■ What to produce ■
Copy every line of the material below word for word, leaving out the picture.
[Start Dataset entries]
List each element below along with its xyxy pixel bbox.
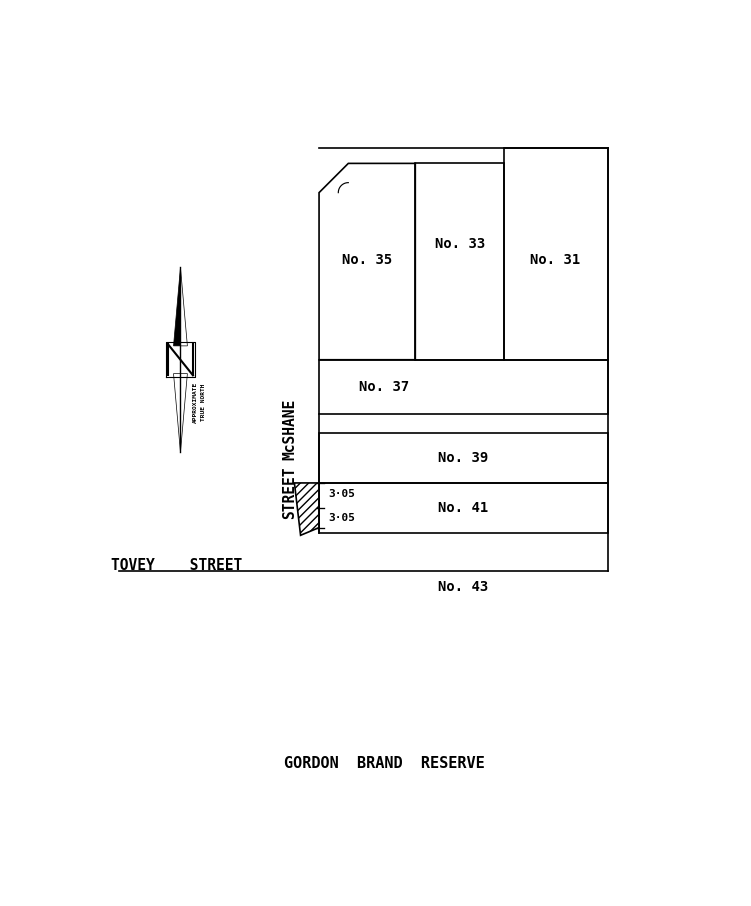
Text: 3·05: 3·05 — [328, 514, 355, 524]
Text: No. 43: No. 43 — [438, 580, 488, 594]
Text: APPROXIMATE: APPROXIMATE — [193, 381, 198, 423]
Text: No. 39: No. 39 — [438, 451, 488, 466]
Text: No. 41: No. 41 — [438, 501, 488, 516]
Text: No. 37: No. 37 — [360, 380, 409, 394]
Text: 3·05: 3·05 — [328, 488, 355, 498]
Polygon shape — [294, 483, 319, 535]
Text: No. 31: No. 31 — [530, 253, 581, 266]
Text: GORDON  BRAND  RESERVE: GORDON BRAND RESERVE — [284, 757, 485, 772]
Text: McSHANE: McSHANE — [282, 399, 297, 459]
Text: TRUE NORTH: TRUE NORTH — [201, 383, 207, 421]
Text: No. 35: No. 35 — [342, 253, 392, 266]
Polygon shape — [180, 267, 188, 346]
Polygon shape — [173, 267, 180, 346]
Text: No. 33: No. 33 — [435, 237, 485, 251]
Text: STREET: STREET — [282, 467, 297, 519]
Text: TOVEY    STREET: TOVEY STREET — [111, 558, 243, 573]
Polygon shape — [173, 373, 180, 452]
Polygon shape — [180, 373, 188, 452]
[End Dataset entries]
■ Solution ■
List each element below along with its xyxy pixel bbox.
Text: 3·05: 3·05 — [328, 514, 355, 524]
Text: No. 43: No. 43 — [438, 580, 488, 594]
Text: APPROXIMATE: APPROXIMATE — [193, 381, 198, 423]
Text: No. 39: No. 39 — [438, 451, 488, 466]
Text: No. 41: No. 41 — [438, 501, 488, 516]
Text: No. 37: No. 37 — [360, 380, 409, 394]
Text: 3·05: 3·05 — [328, 488, 355, 498]
Polygon shape — [294, 483, 319, 535]
Text: No. 31: No. 31 — [530, 253, 581, 266]
Text: GORDON  BRAND  RESERVE: GORDON BRAND RESERVE — [284, 757, 485, 772]
Text: McSHANE: McSHANE — [282, 399, 297, 459]
Text: TRUE NORTH: TRUE NORTH — [201, 383, 207, 421]
Text: No. 35: No. 35 — [342, 253, 392, 266]
Polygon shape — [180, 267, 188, 346]
Polygon shape — [173, 267, 180, 346]
Text: No. 33: No. 33 — [435, 237, 485, 251]
Text: STREET: STREET — [282, 467, 297, 519]
Text: TOVEY    STREET: TOVEY STREET — [111, 558, 243, 573]
Polygon shape — [173, 373, 180, 452]
Polygon shape — [180, 373, 188, 452]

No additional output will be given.